== DATASET
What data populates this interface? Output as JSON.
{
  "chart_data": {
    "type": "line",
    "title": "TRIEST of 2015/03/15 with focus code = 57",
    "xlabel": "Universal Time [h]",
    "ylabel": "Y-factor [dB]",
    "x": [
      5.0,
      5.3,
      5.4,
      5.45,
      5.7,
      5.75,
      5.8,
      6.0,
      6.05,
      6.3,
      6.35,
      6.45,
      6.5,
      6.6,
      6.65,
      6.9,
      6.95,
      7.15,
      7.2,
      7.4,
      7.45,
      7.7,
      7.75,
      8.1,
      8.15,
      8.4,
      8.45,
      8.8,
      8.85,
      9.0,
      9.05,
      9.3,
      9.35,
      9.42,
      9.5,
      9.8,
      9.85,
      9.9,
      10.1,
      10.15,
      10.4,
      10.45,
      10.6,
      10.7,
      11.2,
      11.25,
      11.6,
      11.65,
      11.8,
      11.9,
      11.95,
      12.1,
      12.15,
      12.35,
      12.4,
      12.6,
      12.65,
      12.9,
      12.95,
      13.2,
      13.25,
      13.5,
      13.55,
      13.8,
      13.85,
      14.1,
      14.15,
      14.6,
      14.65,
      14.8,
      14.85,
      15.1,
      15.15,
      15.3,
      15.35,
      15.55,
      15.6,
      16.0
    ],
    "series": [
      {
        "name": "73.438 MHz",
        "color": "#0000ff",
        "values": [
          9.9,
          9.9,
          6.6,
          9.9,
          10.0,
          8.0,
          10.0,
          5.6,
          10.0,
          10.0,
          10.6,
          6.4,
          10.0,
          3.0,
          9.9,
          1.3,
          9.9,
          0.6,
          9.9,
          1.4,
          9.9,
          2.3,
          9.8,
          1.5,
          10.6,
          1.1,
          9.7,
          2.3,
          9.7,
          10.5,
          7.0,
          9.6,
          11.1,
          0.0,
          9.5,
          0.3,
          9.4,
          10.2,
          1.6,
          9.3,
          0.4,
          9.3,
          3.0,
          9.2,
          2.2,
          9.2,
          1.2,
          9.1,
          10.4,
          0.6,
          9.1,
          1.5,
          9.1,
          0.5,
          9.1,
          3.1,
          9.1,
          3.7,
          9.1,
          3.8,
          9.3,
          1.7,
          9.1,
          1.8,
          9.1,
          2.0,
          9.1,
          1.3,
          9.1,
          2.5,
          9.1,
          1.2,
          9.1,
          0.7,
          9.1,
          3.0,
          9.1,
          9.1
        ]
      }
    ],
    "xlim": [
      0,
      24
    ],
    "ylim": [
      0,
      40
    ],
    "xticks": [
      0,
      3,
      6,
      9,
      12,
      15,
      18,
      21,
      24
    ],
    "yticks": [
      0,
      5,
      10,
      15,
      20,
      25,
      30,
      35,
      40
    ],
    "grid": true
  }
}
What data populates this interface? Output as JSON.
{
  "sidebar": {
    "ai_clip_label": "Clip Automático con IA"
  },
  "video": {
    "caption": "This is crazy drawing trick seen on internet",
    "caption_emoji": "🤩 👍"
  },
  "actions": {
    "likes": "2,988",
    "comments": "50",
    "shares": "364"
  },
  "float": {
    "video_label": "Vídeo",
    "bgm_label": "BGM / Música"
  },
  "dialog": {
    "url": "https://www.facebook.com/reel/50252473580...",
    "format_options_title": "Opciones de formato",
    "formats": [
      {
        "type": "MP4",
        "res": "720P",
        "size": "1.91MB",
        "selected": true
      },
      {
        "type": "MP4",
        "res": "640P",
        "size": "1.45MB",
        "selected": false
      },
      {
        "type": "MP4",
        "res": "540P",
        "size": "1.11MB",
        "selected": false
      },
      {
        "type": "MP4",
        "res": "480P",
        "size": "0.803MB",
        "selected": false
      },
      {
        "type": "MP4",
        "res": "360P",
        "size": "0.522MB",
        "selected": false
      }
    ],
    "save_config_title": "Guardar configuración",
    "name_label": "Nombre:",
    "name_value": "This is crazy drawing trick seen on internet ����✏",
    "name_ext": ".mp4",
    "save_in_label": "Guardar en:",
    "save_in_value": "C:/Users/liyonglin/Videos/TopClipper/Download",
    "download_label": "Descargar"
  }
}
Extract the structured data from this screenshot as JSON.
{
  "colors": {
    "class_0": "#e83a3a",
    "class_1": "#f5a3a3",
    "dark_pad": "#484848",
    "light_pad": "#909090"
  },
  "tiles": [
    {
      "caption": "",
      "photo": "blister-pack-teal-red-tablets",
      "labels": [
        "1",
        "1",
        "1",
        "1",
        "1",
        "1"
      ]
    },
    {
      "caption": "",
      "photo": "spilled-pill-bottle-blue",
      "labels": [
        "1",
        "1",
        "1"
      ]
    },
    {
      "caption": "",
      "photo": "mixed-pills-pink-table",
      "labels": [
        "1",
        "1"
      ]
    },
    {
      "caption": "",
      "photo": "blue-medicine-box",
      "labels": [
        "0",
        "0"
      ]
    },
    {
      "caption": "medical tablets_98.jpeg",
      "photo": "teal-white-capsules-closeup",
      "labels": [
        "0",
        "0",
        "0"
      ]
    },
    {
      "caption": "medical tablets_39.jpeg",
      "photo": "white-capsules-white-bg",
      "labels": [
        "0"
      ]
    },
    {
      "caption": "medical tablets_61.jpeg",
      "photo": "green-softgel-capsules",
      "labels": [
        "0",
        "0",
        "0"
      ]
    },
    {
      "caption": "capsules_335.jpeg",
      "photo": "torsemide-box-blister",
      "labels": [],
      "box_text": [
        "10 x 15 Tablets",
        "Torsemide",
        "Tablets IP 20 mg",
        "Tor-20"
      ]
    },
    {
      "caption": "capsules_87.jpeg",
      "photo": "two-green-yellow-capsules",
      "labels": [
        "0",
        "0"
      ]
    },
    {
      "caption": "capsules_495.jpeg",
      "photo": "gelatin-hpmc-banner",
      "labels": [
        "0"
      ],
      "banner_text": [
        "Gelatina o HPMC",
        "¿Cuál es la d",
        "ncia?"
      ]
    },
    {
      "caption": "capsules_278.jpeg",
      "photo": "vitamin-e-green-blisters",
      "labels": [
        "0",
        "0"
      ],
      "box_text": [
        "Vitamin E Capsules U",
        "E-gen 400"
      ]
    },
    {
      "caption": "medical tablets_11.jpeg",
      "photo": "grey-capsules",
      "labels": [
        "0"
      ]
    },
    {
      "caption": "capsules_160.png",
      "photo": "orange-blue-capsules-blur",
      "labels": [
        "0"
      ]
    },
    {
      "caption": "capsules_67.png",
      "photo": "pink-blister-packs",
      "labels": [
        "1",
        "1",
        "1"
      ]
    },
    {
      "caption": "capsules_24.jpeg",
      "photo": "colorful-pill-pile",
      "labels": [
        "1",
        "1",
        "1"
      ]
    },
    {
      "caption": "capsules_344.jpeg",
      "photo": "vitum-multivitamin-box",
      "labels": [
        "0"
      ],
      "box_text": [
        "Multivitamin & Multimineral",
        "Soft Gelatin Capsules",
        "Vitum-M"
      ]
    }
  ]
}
====
▶ SHORT TASK: Recopy all the lines exactly as they appear.

▶ RESPONSE FOR THIS EXERCISE:
What data populates this interface? Output as JSON.
{
  "chart_data": {
    "type": "line",
    "title": "TRIEST of 2015/03/15 with focus code = 57",
    "xlabel": "Universal Time [h]",
    "ylabel": "Y-factor [dB]",
    "x": [
      5.0,
      5.3,
      5.4,
      5.45,
      5.7,
      5.75,
      5.8,
      6.0,
      6.05,
      6.3,
      6.35,
      6.45,
      6.5,
      6.6,
      6.65,
      6.9,
      6.95,
      7.15,
      7.2,
      7.4,
      7.45,
      7.7,
      7.75,
      8.1,
      8.15,
      8.4,
      8.45,
      8.8,
      8.85,
      9.0,
      9.05,
      9.3,
      9.35,
      9.42,
      9.5,
      9.8,
      9.85,
      9.9,
      10.1,
      10.15,
      10.4,
      10.45,
      10.6,
      10.7,
      11.2,
      11.25,
      11.6,
      11.65,
      11.8,
      11.9,
      11.95,
      12.1,
      12.15,
      12.35,
      12.4,
      12.6,
      12.65,
      12.9,
      12.95,
      13.2,
      13.25,
      13.5,
      13.55,
      13.8,
      13.85,
      14.1,
      14.15,
      14.6,
      14.65,
      14.8,
      14.85,
      15.1,
      15.15,
      15.3,
      15.35,
      15.55,
      15.6,
      16.0
    ],
    "series": [
      {
        "name": "73.438 MHz",
        "color": "#0000ff",
        "values": [
          9.9,
          9.9,
          6.6,
          9.9,
          10.0,
          8.0,
          10.0,
          5.6,
          10.0,
          10.0,
          10.6,
          6.4,
          10.0,
          3.0,
          9.9,
          1.3,
          9.9,
          0.6,
          9.9,
          1.4,
          9.9,
          2.3,
          9.8,
          1.5,
          10.6,
          1.1,
          9.7,
          2.3,
          9.7,
          10.5,
          7.0,
          9.6,
          11.1,
          0.0,
          9.5,
          0.3,
          9.4,
          10.2,
          1.6,
          9.3,
          0.4,
          9.3,
          3.0,
          9.2,
          2.2,
          9.2,
          1.2,
          9.1,
          10.4,
          0.6,
          9.1,
          1.5,
          9.1,
          0.5,
          9.1,
          3.1,
          9.1,
          3.7,
          9.1,
          3.8,
          9.3,
          1.7,
          9.1,
          1.8,
          9.1,
          2.0,
          9.1,
          1.3,
          9.1,
          2.5,
          9.1,
          1.2,
          9.1,
          0.7,
          9.1,
          3.0,
          9.1,
          9.1
        ]
      }
    ],
    "xlim": [
      0,
      24
    ],
    "ylim": [
      0,
      40
    ],
    "xticks": [
      0,
      3,
      6,
      9,
      12,
      15,
      18,
      21,
      24
    ],
    "yticks": [
      0,
      5,
      10,
      15,
      20,
      25,
      30,
      35,
      40
    ],
    "grid": true
  }
}
What data populates this interface? Output as JSON.
{
  "sidebar": {
    "ai_clip_label": "Clip Automático con IA"
  },
  "video": {
    "caption": "This is crazy drawing trick seen on internet",
    "caption_emoji": "🤩 👍"
  },
  "actions": {
    "likes": "2,988",
    "comments": "50",
    "shares": "364"
  },
  "float": {
    "video_label": "Vídeo",
    "bgm_label": "BGM / Música"
  },
  "dialog": {
    "url": "https://www.facebook.com/reel/50252473580...",
    "format_options_title": "Opciones de formato",
    "formats": [
      {
        "type": "MP4",
        "res": "720P",
        "size": "1.91MB",
        "selected": true
      },
      {
        "type": "MP4",
        "res": "640P",
        "size": "1.45MB",
        "selected": false
      },
      {
        "type": "MP4",
        "res": "540P",
        "size": "1.11MB",
        "selected": false
      },
      {
        "type": "MP4",
        "res": "480P",
        "size": "0.803MB",
        "selected": false
      },
      {
        "type": "MP4",
        "res": "360P",
        "size": "0.522MB",
        "selected": false
      }
    ],
    "save_config_title": "Guardar configuración",
    "name_label": "Nombre:",
    "name_value": "This is crazy drawing trick seen on internet ����✏",
    "name_ext": ".mp4",
    "save_in_label": "Guardar en:",
    "save_in_value": "C:/Users/liyonglin/Videos/TopClipper/Download",
    "download_label": "Descargar"
  }
}
Extract the structured data from this screenshot as JSON.
{
  "colors": {
    "class_0": "#e83a3a",
    "class_1": "#f5a3a3",
    "dark_pad": "#484848",
    "light_pad": "#909090"
  },
  "tiles": [
    {
      "caption": "",
      "photo": "blister-pack-teal-red-tablets",
      "labels": [
        "1",
        "1",
        "1",
        "1",
        "1",
        "1"
      ]
    },
    {
      "caption": "",
      "photo": "spilled-pill-bottle-blue",
      "labels": [
        "1",
        "1",
        "1"
      ]
    },
    {
      "caption": "",
      "photo": "mixed-pills-pink-table",
      "labels": [
        "1",
        "1"
      ]
    },
    {
      "caption": "",
      "photo": "blue-medicine-box",
      "labels": [
        "0",
        "0"
      ]
    },
    {
      "caption": "medical tablets_98.jpeg",
      "photo": "teal-white-capsules-closeup",
      "labels": [
        "0",
        "0",
        "0"
      ]
    },
    {
      "caption": "medical tablets_39.jpeg",
      "photo": "white-capsules-white-bg",
      "labels": [
        "0"
      ]
    },
    {
      "caption": "medical tablets_61.jpeg",
      "photo": "green-softgel-capsules",
      "labels": [
        "0",
        "0",
        "0"
      ]
    },
    {
      "caption": "capsules_335.jpeg",
      "photo": "torsemide-box-blister",
      "labels": [],
      "box_text": [
        "10 x 15 Tablets",
        "Torsemide",
        "Tablets IP 20 mg",
        "Tor-20"
      ]
    },
    {
      "caption": "capsules_87.jpeg",
      "photo": "two-green-yellow-capsules",
      "labels": [
        "0",
        "0"
      ]
    },
    {
      "caption": "capsules_495.jpeg",
      "photo": "gelatin-hpmc-banner",
      "labels": [
        "0"
      ],
      "banner_text": [
        "Gelatina o HPMC",
        "¿Cuál es la d",
        "ncia?"
      ]
    },
    {
      "caption": "capsules_278.jpeg",
      "photo": "vitamin-e-green-blisters",
      "labels": [
        "0",
        "0"
      ],
      "box_text": [
        "Vitamin E Capsules U",
        "E-gen 400"
      ]
    },
    {
      "caption": "medical tablets_11.jpeg",
      "photo": "grey-capsules",
      "labels": [
        "0"
      ]
    },
    {
      "caption": "capsules_160.png",
      "photo": "orange-blue-capsules-blur",
      "labels": [
        "0"
      ]
    },
    {
      "caption": "capsules_67.png",
      "photo": "pink-blister-packs",
      "labels": [
        "1",
        "1",
        "1"
      ]
    },
    {
      "caption": "capsules_24.jpeg",
      "photo": "colorful-pill-pile",
      "labels": [
        "1",
        "1",
        "1"
      ]
    },
    {
      "caption": "capsules_344.jpeg",
      "photo": "vitum-multivitamin-box",
      "labels": [
        "0"
      ],
      "box_text": [
        "Multivitamin & Multimineral",
        "Soft Gelatin Capsules",
        "Vitum-M"
      ]
    }
  ]
}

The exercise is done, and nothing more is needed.